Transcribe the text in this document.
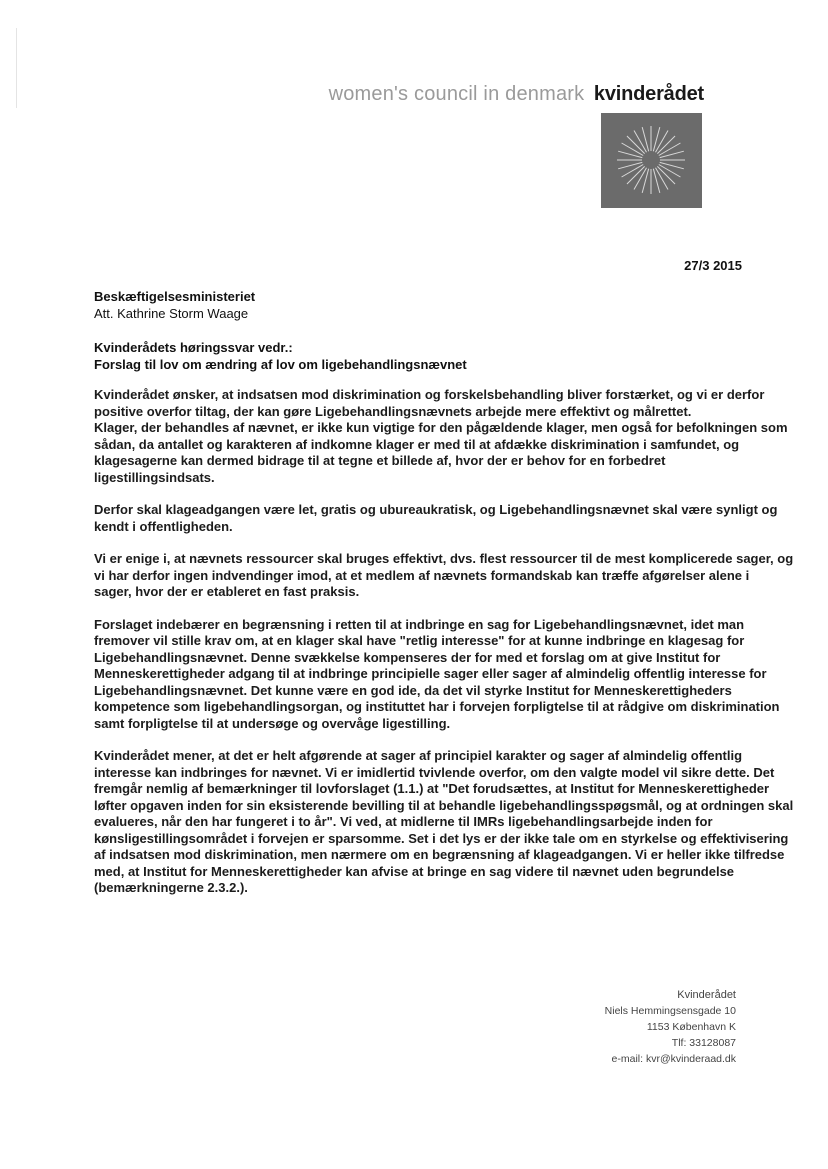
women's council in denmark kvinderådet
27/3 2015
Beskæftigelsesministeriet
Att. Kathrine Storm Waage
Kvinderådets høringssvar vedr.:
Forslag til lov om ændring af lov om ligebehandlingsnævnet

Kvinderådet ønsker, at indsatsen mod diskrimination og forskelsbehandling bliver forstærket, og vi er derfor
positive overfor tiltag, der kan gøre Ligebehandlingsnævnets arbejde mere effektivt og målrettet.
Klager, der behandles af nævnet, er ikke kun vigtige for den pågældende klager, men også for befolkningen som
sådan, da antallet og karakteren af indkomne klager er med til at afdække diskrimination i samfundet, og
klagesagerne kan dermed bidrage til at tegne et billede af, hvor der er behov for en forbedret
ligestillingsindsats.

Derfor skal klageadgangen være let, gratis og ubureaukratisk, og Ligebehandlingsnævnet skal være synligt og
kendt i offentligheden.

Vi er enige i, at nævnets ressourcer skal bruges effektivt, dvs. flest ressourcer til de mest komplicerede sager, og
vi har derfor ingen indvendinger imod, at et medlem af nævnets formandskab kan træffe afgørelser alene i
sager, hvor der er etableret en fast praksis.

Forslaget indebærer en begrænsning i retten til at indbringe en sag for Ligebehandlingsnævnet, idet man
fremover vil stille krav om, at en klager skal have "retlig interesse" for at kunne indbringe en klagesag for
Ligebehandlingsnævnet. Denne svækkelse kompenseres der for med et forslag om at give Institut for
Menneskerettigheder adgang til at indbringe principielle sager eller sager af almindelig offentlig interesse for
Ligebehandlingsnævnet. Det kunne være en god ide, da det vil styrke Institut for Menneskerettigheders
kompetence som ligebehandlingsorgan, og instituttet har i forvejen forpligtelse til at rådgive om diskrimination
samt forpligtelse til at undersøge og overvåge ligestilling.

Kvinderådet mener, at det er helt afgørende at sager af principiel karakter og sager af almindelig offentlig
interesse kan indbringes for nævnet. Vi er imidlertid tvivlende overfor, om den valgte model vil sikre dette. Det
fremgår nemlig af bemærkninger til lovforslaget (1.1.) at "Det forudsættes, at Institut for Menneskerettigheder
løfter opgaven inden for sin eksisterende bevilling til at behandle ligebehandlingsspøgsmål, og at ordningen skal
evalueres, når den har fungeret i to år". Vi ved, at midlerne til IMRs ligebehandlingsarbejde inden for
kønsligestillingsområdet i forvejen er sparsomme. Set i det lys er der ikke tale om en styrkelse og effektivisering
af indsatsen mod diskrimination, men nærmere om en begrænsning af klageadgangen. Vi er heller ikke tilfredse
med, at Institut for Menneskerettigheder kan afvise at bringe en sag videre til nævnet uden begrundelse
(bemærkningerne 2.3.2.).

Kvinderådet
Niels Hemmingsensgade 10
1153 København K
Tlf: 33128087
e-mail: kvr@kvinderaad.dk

· · ·

▶ **Goal of the exercise**:
Restate each line of the records exactly; pictures do not belong in the copy.

▶ **Written response**:
Transcribe the text in this document.
women's council in denmark kvinderådet
27/3 2015
Beskæftigelsesministeriet
Att. Kathrine Storm Waage
Kvinderådets høringssvar vedr.:
Forslag til lov om ændring af lov om ligebehandlingsnævnet

Kvinderådet ønsker, at indsatsen mod diskrimination og forskelsbehandling bliver forstærket, og vi er derfor
positive overfor tiltag, der kan gøre Ligebehandlingsnævnets arbejde mere effektivt og målrettet.
Klager, der behandles af nævnet, er ikke kun vigtige for den pågældende klager, men også for befolkningen som
sådan, da antallet og karakteren af indkomne klager er med til at afdække diskrimination i samfundet, og
klagesagerne kan dermed bidrage til at tegne et billede af, hvor der er behov for en forbedret
ligestillingsindsats.

Derfor skal klageadgangen være let, gratis og ubureaukratisk, og Ligebehandlingsnævnet skal være synligt og
kendt i offentligheden.

Vi er enige i, at nævnets ressourcer skal bruges effektivt, dvs. flest ressourcer til de mest komplicerede sager, og
vi har derfor ingen indvendinger imod, at et medlem af nævnets formandskab kan træffe afgørelser alene i
sager, hvor der er etableret en fast praksis.

Forslaget indebærer en begrænsning i retten til at indbringe en sag for Ligebehandlingsnævnet, idet man
fremover vil stille krav om, at en klager skal have "retlig interesse" for at kunne indbringe en klagesag for
Ligebehandlingsnævnet. Denne svækkelse kompenseres der for med et forslag om at give Institut for
Menneskerettigheder adgang til at indbringe principielle sager eller sager af almindelig offentlig interesse for
Ligebehandlingsnævnet. Det kunne være en god ide, da det vil styrke Institut for Menneskerettigheders
kompetence som ligebehandlingsorgan, og instituttet har i forvejen forpligtelse til at rådgive om diskrimination
samt forpligtelse til at undersøge og overvåge ligestilling.

Kvinderådet mener, at det er helt afgørende at sager af principiel karakter og sager af almindelig offentlig
interesse kan indbringes for nævnet. Vi er imidlertid tvivlende overfor, om den valgte model vil sikre dette. Det
fremgår nemlig af bemærkninger til lovforslaget (1.1.) at "Det forudsættes, at Institut for Menneskerettigheder
løfter opgaven inden for sin eksisterende bevilling til at behandle ligebehandlingsspøgsmål, og at ordningen skal
evalueres, når den har fungeret i to år". Vi ved, at midlerne til IMRs ligebehandlingsarbejde inden for
kønsligestillingsområdet i forvejen er sparsomme. Set i det lys er der ikke tale om en styrkelse og effektivisering
af indsatsen mod diskrimination, men nærmere om en begrænsning af klageadgangen. Vi er heller ikke tilfredse
med, at Institut for Menneskerettigheder kan afvise at bringe en sag videre til nævnet uden begrundelse
(bemærkningerne 2.3.2.).

Kvinderådet
Niels Hemmingsensgade 10
1153 København K
Tlf: 33128087
e-mail: kvr@kvinderaad.dk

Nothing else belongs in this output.